[begin DATA SUPPLIED]

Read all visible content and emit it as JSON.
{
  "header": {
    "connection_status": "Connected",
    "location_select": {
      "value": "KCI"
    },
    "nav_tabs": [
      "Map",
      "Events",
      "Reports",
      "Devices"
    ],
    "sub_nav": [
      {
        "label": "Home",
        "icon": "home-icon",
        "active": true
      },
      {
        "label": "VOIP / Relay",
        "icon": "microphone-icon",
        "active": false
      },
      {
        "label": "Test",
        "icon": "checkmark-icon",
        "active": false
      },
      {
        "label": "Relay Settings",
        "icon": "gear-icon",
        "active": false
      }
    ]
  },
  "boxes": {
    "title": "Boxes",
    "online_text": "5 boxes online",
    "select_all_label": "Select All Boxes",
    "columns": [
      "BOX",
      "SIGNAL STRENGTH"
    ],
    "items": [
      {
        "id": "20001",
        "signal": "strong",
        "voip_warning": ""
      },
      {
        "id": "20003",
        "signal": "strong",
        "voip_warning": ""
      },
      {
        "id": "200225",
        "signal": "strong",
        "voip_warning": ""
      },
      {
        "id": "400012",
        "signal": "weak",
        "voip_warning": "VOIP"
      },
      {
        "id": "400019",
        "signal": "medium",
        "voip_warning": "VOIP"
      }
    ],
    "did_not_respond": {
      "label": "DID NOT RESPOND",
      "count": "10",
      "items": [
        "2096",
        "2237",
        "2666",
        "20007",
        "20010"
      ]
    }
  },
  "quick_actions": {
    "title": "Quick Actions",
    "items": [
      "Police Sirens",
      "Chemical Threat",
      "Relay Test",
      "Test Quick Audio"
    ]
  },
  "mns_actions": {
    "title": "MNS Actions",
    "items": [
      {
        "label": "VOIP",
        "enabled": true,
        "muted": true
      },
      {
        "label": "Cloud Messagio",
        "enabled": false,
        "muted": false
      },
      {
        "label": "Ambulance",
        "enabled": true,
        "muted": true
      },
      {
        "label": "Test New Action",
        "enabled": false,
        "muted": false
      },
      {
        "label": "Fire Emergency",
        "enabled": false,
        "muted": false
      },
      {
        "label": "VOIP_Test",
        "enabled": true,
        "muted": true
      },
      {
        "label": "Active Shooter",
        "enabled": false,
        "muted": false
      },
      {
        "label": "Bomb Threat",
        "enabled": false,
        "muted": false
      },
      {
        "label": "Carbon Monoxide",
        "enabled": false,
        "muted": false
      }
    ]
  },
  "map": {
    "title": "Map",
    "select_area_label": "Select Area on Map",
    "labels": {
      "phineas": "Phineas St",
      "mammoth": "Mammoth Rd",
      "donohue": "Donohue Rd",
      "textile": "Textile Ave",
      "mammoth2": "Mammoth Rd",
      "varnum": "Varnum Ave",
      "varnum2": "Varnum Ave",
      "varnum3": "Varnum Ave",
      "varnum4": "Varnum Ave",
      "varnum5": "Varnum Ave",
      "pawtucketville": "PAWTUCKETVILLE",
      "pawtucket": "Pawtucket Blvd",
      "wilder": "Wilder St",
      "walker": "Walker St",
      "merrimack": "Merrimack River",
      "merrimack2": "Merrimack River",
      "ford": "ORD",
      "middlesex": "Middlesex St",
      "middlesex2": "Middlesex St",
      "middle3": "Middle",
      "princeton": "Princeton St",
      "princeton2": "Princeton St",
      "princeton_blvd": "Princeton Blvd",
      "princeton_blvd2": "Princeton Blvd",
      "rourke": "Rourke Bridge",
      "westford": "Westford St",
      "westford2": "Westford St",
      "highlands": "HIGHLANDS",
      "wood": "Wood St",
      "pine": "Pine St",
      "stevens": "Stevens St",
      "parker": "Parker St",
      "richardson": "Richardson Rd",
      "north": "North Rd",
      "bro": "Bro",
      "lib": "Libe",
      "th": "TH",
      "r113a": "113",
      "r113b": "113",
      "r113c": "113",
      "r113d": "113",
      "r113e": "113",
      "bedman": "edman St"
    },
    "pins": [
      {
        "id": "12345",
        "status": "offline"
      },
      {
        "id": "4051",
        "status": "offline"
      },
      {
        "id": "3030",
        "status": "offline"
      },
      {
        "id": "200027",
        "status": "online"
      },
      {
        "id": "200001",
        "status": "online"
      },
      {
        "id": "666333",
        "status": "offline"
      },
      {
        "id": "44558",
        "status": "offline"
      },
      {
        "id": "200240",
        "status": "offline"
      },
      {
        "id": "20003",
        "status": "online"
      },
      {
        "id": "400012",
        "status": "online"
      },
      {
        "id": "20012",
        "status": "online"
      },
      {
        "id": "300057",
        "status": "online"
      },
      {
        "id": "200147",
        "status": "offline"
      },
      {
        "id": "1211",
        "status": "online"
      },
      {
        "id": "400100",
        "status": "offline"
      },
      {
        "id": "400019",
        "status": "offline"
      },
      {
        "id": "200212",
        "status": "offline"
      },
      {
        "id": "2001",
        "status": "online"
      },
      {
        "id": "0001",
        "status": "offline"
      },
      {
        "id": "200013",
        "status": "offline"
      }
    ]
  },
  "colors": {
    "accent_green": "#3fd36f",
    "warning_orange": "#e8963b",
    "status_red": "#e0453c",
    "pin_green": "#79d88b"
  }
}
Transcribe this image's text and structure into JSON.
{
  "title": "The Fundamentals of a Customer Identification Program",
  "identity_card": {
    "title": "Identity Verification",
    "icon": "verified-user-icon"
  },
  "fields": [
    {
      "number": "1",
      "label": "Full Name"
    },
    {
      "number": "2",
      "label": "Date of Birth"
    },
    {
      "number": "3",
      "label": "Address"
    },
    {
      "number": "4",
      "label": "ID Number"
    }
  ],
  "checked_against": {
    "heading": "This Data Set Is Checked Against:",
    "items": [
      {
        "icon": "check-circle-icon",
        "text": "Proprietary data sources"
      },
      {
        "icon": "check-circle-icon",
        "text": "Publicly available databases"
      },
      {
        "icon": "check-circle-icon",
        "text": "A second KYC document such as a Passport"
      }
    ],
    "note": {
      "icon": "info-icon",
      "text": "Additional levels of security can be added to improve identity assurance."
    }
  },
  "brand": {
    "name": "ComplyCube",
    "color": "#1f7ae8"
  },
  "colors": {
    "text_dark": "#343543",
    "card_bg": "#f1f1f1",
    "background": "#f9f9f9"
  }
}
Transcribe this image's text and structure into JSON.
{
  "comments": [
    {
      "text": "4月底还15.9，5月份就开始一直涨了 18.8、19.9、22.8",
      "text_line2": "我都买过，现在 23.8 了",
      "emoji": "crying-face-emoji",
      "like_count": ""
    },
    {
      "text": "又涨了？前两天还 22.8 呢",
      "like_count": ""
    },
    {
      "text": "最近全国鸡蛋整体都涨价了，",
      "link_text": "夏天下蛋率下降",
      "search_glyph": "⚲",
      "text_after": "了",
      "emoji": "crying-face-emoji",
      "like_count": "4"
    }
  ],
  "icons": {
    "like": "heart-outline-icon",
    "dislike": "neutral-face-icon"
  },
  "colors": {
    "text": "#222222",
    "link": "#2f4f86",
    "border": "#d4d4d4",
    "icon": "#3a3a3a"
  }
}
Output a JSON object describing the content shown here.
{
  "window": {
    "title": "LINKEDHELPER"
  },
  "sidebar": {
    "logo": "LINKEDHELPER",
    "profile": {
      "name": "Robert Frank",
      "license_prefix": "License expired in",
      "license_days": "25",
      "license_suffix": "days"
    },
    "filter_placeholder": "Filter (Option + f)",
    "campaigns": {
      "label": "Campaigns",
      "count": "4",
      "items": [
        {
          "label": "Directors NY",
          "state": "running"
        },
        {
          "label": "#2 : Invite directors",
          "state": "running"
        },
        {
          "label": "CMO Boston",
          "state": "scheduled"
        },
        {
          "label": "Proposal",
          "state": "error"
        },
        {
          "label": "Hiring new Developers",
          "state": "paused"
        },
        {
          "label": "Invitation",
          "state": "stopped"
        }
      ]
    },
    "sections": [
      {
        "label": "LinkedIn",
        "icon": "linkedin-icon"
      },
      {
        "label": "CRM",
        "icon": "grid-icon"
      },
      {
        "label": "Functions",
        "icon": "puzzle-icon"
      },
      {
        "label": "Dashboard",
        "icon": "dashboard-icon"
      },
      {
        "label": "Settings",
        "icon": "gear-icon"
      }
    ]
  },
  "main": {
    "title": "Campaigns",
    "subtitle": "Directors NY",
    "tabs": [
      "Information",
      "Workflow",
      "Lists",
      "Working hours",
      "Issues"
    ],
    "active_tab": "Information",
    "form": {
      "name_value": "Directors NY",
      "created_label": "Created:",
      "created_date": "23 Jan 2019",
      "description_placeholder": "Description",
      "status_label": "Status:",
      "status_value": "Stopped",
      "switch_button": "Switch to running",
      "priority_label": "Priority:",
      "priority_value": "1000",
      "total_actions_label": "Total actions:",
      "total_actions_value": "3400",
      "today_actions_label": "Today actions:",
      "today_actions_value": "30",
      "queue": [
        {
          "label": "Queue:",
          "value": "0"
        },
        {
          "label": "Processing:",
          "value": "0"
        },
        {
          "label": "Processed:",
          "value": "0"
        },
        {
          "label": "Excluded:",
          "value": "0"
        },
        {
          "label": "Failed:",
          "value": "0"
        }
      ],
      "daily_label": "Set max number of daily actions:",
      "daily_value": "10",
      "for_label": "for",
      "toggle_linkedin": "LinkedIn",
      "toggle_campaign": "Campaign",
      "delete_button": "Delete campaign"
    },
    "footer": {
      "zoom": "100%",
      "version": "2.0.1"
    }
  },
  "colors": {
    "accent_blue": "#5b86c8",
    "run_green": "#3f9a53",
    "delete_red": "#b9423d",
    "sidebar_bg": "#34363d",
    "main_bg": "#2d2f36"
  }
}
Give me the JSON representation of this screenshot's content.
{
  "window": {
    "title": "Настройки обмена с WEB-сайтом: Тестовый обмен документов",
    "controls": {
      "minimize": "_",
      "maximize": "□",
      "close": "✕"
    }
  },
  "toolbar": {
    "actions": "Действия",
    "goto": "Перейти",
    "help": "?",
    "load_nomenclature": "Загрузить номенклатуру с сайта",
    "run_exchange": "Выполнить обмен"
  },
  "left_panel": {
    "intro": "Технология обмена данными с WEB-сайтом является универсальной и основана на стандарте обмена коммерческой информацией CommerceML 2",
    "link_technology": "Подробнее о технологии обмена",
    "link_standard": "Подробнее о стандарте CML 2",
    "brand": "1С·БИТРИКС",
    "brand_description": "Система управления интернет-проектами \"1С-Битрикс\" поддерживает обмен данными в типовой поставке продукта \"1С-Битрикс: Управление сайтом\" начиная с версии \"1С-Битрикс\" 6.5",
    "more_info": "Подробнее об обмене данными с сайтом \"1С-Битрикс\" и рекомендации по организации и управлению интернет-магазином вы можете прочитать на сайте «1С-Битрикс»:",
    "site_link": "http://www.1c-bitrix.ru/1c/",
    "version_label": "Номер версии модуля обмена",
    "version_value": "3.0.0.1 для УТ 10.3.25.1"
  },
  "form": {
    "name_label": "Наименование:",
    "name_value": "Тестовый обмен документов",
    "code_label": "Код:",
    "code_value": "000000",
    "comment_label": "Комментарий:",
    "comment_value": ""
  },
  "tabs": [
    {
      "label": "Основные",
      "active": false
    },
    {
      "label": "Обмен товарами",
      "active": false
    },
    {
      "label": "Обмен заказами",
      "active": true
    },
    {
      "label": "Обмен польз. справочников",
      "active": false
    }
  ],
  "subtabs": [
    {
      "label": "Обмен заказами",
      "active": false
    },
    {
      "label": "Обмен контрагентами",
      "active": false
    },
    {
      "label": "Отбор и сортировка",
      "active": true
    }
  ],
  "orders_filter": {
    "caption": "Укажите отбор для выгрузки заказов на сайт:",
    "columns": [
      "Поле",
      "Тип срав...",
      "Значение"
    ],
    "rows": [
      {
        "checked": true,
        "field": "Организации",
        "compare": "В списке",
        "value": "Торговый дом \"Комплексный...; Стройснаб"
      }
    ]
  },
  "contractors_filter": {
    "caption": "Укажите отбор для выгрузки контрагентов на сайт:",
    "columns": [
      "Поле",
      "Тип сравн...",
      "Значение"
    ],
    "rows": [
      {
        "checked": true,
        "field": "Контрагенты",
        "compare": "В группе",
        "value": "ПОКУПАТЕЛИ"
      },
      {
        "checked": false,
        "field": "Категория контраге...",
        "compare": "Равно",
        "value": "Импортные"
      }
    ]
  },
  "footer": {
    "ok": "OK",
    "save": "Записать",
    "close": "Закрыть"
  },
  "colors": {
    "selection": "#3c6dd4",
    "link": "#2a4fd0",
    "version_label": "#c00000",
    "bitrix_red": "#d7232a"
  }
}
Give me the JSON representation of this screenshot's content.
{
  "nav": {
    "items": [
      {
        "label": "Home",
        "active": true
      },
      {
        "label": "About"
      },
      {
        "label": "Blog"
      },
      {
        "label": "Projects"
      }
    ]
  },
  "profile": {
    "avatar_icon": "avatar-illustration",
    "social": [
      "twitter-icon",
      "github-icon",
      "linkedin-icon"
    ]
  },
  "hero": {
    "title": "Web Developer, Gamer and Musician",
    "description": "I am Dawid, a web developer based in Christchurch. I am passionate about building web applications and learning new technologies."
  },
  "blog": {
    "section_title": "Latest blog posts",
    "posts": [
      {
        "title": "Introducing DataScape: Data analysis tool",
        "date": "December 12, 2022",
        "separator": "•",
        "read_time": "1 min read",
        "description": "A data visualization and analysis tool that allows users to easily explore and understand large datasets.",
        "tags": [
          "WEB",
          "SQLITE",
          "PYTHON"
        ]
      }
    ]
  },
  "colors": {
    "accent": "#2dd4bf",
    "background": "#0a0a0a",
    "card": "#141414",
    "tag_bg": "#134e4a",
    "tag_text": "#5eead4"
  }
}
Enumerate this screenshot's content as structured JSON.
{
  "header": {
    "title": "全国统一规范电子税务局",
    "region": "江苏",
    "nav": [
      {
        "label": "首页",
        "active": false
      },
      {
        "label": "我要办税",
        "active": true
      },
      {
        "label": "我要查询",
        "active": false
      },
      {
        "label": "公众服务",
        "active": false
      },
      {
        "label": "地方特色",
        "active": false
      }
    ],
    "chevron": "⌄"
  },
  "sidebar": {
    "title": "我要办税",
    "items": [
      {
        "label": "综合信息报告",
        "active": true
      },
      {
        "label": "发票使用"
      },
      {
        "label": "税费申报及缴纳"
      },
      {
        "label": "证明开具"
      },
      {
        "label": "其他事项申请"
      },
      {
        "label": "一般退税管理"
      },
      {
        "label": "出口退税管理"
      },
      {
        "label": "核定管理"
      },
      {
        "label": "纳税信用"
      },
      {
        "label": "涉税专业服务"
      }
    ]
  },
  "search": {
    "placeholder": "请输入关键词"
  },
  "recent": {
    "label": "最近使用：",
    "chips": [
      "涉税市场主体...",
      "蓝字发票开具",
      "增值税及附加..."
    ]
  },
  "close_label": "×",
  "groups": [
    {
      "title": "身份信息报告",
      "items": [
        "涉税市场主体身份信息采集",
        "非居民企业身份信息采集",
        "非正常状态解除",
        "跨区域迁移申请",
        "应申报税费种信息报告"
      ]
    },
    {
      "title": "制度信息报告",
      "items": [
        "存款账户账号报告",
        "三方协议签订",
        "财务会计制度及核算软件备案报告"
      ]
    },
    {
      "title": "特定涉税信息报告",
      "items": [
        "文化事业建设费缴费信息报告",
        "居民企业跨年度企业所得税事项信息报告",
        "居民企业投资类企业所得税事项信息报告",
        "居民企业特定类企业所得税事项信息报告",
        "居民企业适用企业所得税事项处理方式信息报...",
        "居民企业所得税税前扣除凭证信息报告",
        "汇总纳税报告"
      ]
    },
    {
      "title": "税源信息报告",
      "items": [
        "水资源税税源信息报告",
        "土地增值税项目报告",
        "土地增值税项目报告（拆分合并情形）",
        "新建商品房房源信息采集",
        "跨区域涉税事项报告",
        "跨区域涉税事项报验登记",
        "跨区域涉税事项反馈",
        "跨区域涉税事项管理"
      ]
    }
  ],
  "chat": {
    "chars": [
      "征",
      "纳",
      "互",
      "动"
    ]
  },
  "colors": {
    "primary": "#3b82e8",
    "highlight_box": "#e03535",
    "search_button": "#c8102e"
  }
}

[end DATA SUPPLIED]

(TO BE DONE):
State the number of lines that contain the string "Merrimack", with no other words.

(RESULT OF THE EXERCISE):
2